%%

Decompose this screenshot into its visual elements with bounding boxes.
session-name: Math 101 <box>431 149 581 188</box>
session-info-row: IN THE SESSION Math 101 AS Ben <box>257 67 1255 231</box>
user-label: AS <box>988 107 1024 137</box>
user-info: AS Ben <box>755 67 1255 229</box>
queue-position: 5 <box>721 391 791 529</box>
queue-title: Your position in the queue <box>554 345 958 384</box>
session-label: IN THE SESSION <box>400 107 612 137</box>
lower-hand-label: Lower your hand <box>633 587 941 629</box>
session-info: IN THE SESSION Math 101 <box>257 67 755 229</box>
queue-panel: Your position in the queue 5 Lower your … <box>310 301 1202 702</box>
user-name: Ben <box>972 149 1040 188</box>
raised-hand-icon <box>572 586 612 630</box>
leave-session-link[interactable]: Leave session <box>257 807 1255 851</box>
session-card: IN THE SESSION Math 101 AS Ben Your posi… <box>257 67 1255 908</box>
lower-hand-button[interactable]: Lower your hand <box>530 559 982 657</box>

%%

Write out all of the data above again, line for line, without changing a single character.

> Written answer:
Decompose this screenshot into its visual elements with bounding boxes.
session-name: Math 101 <box>431 149 581 188</box>
session-info-row: IN THE SESSION Math 101 AS Ben <box>257 67 1255 231</box>
user-label: AS <box>988 107 1024 137</box>
user-info: AS Ben <box>755 67 1255 229</box>
queue-position: 5 <box>721 391 791 529</box>
queue-title: Your position in the queue <box>554 345 958 384</box>
session-label: IN THE SESSION <box>400 107 612 137</box>
lower-hand-label: Lower your hand <box>633 587 941 629</box>
session-info: IN THE SESSION Math 101 <box>257 67 755 229</box>
queue-panel: Your position in the queue 5 Lower your … <box>310 301 1202 702</box>
user-name: Ben <box>972 149 1040 188</box>
raised-hand-icon <box>572 586 612 630</box>
leave-session-link[interactable]: Leave session <box>257 807 1255 851</box>
session-card: IN THE SESSION Math 101 AS Ben Your posi… <box>257 67 1255 908</box>
lower-hand-button[interactable]: Lower your hand <box>530 559 982 657</box>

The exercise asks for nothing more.